_OBJECTIVE_:
Go through the listing and return every line with "JSON" in it.

_RECORDS FOR THE TASK_:
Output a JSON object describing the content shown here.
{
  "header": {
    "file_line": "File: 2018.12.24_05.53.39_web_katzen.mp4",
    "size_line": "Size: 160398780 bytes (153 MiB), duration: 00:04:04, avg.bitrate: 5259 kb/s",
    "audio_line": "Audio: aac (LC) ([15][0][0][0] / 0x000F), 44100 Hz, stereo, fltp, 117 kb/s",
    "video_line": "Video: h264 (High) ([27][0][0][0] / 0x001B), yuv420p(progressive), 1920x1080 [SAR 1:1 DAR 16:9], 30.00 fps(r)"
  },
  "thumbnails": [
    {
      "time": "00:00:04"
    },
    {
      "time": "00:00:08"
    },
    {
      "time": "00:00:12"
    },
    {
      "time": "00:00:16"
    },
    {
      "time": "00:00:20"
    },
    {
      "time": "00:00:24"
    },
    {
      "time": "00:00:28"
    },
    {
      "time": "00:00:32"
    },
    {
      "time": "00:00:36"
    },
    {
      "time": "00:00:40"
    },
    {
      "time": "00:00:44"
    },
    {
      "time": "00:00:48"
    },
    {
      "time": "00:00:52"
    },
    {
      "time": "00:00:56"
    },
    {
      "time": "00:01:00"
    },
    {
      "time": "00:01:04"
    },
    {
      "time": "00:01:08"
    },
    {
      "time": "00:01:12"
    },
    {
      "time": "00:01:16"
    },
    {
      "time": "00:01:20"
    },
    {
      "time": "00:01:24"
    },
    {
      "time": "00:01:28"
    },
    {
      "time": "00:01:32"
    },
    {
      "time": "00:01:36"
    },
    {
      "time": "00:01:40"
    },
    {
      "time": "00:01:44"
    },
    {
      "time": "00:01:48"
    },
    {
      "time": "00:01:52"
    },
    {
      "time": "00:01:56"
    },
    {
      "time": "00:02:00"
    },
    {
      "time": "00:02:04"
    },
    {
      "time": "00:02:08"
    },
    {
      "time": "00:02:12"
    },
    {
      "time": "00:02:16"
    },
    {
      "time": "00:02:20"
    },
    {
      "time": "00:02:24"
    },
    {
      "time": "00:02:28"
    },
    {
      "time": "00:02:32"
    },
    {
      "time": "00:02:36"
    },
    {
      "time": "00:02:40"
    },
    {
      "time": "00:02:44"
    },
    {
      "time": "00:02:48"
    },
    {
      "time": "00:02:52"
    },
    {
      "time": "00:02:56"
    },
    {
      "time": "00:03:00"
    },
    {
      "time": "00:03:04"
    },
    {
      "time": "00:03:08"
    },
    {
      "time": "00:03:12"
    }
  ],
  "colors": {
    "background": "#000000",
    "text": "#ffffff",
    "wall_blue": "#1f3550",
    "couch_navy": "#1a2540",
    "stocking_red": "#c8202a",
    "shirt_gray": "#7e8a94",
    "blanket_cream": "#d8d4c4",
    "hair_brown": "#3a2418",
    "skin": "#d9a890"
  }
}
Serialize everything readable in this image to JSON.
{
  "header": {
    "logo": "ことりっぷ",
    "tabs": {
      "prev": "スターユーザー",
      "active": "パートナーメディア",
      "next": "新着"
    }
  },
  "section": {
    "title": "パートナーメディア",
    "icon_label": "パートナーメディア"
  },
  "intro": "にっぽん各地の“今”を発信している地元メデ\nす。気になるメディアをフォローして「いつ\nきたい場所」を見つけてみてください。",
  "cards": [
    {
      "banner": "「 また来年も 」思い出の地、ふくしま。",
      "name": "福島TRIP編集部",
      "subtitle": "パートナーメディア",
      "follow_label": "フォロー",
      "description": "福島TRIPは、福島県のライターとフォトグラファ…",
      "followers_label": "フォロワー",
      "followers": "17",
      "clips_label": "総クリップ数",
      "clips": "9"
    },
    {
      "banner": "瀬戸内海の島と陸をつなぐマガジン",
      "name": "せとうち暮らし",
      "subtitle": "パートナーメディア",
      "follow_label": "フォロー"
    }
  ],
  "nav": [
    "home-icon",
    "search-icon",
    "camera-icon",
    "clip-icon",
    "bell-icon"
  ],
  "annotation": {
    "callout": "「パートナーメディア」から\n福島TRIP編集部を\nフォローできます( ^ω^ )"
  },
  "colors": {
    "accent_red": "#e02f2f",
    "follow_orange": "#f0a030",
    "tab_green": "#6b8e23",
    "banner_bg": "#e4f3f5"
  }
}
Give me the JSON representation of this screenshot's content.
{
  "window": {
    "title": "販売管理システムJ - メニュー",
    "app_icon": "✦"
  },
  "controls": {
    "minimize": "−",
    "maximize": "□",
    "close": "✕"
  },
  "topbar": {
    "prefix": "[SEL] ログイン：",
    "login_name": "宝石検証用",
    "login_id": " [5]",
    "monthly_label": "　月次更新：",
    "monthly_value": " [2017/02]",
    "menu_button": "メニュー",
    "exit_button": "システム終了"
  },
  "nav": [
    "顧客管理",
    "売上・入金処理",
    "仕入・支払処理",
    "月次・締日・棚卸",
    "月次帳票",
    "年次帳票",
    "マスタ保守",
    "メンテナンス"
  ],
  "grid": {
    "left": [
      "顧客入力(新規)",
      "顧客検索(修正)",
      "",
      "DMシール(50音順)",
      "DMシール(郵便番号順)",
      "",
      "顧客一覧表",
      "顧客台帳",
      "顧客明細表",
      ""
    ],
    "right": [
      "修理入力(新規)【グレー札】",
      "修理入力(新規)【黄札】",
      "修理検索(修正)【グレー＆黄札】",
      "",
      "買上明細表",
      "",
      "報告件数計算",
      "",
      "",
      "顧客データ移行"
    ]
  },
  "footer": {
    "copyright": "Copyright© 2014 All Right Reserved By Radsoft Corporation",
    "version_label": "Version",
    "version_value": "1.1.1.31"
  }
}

_FULL SOLUTION_:
Output a JSON object describing the content shown here.
Serialize everything readable in this image to JSON.
Give me the JSON representation of this screenshot's content.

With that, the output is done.